_DIRECTIONS FOR THIS TASK_.
State the number of lines that hold the string "title", with nothing added.

** Start ENTRIES PROVIDED **

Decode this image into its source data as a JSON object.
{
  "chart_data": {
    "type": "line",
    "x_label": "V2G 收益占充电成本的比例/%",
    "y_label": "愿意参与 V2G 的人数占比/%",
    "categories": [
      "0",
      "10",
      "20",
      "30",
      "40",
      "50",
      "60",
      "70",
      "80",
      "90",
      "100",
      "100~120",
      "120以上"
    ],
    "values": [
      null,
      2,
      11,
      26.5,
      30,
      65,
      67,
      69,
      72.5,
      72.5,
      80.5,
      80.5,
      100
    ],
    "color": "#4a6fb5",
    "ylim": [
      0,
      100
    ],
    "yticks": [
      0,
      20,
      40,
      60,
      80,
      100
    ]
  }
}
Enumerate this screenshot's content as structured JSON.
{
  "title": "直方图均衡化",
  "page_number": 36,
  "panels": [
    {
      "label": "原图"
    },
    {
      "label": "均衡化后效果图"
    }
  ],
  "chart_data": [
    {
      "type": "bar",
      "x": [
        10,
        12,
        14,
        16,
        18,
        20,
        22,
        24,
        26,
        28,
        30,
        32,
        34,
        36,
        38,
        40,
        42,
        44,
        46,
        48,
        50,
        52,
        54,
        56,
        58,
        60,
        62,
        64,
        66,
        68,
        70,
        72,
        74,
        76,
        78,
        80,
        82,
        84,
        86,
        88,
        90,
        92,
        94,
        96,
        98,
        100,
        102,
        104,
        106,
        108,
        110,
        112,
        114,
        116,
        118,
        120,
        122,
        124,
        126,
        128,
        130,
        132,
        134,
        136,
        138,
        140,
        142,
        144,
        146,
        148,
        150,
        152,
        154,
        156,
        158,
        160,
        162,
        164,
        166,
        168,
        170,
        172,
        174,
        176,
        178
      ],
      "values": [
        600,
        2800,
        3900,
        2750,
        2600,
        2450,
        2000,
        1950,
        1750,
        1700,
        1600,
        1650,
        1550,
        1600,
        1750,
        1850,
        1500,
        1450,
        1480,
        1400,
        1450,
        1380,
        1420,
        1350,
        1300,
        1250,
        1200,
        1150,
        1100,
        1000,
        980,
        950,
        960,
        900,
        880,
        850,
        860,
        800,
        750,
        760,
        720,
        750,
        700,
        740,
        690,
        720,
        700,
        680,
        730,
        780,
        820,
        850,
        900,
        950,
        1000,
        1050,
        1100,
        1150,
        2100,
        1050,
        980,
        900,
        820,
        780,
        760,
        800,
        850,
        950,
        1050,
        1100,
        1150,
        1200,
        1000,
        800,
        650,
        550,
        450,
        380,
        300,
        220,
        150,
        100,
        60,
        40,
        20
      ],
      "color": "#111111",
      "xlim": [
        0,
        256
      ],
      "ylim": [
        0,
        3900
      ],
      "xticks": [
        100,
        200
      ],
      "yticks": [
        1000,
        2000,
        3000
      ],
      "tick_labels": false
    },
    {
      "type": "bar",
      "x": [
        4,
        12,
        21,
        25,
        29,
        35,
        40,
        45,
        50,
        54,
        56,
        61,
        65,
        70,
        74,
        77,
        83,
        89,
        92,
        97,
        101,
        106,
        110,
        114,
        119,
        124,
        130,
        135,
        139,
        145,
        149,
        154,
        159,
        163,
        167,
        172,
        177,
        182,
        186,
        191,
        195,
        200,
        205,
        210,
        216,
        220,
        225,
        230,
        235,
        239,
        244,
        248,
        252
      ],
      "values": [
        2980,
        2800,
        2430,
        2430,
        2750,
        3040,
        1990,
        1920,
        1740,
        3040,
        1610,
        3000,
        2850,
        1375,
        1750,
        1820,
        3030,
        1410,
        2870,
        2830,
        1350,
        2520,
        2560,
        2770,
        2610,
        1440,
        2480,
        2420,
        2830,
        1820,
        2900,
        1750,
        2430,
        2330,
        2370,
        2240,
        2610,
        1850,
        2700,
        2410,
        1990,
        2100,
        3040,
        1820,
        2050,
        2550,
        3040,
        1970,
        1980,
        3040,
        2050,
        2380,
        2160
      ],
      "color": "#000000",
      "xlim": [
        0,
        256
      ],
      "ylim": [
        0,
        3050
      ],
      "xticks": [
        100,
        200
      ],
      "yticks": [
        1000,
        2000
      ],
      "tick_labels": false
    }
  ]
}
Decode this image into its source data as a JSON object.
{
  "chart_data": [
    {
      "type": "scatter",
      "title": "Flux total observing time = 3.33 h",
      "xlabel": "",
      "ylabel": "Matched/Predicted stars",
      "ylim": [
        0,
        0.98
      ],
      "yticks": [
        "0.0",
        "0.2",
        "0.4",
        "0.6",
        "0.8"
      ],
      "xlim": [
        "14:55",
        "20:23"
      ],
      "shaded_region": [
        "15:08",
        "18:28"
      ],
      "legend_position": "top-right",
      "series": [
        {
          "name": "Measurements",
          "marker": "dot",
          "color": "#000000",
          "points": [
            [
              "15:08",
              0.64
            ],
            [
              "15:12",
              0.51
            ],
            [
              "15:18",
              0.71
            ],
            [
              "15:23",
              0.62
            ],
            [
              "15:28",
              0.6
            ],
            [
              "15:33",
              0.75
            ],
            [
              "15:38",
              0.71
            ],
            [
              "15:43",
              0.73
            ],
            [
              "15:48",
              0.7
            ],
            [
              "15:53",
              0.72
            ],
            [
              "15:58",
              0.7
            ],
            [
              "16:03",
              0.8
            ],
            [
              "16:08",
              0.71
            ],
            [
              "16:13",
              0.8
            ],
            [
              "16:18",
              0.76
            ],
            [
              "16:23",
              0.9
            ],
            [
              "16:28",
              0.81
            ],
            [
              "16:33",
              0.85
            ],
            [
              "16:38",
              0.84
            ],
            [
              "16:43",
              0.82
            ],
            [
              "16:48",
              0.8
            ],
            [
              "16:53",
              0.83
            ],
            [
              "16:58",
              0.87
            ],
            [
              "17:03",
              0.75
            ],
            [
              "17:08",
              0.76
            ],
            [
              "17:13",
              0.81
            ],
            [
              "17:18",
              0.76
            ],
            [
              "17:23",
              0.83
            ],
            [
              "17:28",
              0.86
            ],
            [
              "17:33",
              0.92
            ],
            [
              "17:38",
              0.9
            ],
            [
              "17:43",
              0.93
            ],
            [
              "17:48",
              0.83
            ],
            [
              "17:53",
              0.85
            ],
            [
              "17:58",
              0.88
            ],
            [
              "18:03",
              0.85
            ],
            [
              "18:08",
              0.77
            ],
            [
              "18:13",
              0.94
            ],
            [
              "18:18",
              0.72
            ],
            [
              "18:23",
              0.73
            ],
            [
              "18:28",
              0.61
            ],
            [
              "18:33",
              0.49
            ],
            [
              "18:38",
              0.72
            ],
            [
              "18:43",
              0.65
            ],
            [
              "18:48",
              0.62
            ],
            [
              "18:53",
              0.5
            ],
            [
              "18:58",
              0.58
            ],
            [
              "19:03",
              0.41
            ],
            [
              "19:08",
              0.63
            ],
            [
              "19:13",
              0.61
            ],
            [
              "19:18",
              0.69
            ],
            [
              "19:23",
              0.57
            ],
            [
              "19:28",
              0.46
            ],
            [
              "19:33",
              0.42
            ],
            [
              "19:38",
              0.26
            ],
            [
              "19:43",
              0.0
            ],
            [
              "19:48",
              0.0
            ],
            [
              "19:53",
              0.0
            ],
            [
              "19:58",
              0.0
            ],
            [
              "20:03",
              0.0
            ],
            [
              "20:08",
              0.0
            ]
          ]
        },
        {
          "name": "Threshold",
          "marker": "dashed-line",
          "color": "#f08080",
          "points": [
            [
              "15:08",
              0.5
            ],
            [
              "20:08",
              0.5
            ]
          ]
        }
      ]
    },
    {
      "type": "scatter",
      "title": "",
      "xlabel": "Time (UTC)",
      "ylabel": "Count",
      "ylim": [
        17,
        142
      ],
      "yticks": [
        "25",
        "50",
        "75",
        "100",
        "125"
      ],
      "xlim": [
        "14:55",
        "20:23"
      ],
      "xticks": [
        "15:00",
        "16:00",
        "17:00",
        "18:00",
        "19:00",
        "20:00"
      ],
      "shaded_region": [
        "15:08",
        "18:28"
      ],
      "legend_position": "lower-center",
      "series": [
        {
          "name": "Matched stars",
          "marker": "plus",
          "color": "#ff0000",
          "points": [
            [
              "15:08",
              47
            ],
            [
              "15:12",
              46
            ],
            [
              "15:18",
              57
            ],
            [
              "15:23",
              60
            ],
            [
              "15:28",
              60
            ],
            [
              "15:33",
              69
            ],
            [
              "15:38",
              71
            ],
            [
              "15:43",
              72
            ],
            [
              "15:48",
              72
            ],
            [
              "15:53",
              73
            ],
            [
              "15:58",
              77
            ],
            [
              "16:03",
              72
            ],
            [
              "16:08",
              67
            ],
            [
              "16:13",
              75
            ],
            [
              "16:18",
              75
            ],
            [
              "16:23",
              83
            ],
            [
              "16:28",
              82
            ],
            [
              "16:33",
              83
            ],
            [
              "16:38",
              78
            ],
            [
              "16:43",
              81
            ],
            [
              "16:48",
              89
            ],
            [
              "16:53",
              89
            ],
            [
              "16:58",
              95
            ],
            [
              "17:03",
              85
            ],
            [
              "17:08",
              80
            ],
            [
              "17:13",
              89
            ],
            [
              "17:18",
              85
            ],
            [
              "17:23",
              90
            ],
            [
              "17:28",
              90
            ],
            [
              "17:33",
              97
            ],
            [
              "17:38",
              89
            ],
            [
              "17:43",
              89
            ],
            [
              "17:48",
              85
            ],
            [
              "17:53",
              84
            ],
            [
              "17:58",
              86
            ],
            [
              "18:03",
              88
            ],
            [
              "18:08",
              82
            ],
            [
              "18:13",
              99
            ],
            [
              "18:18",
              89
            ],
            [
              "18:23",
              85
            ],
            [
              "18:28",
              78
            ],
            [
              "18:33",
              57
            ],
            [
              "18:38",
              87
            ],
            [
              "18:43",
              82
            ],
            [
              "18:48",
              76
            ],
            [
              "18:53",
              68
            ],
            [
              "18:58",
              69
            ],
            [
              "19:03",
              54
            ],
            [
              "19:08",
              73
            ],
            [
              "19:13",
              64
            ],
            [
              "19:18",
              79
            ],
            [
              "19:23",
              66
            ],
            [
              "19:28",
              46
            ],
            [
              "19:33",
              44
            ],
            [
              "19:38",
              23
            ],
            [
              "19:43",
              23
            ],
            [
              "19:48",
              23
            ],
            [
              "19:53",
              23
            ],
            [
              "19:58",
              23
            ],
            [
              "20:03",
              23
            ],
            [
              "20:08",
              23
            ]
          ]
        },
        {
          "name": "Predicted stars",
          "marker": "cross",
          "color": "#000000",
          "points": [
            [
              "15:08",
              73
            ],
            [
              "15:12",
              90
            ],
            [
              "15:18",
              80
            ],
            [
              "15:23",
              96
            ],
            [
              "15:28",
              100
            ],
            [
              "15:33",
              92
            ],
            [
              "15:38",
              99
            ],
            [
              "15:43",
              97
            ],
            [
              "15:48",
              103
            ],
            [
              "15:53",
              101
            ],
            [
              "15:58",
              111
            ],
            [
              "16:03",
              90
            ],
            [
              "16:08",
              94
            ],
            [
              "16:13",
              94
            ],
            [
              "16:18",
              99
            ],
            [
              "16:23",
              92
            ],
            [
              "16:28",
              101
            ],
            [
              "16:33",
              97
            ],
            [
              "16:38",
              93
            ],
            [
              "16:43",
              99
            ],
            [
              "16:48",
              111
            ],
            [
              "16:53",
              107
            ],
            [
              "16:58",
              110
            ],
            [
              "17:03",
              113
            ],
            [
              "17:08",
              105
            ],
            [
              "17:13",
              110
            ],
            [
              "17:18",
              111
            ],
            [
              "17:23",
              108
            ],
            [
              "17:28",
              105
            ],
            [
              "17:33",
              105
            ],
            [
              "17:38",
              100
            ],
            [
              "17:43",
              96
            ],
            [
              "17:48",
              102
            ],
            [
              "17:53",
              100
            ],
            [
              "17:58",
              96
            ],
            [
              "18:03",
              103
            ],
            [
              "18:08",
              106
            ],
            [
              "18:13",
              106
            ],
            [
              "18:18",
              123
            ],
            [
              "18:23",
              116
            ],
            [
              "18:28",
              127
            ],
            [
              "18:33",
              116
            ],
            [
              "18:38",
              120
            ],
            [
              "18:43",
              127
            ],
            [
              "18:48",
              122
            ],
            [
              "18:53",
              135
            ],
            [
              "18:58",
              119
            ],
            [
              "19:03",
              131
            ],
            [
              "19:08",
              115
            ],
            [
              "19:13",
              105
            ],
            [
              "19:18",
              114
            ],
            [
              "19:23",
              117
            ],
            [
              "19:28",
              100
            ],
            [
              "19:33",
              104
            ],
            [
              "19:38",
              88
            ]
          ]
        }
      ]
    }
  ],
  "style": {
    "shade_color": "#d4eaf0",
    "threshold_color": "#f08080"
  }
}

** End ENTRIES PROVIDED **

_RESULT OF THE EXERCISE_.
3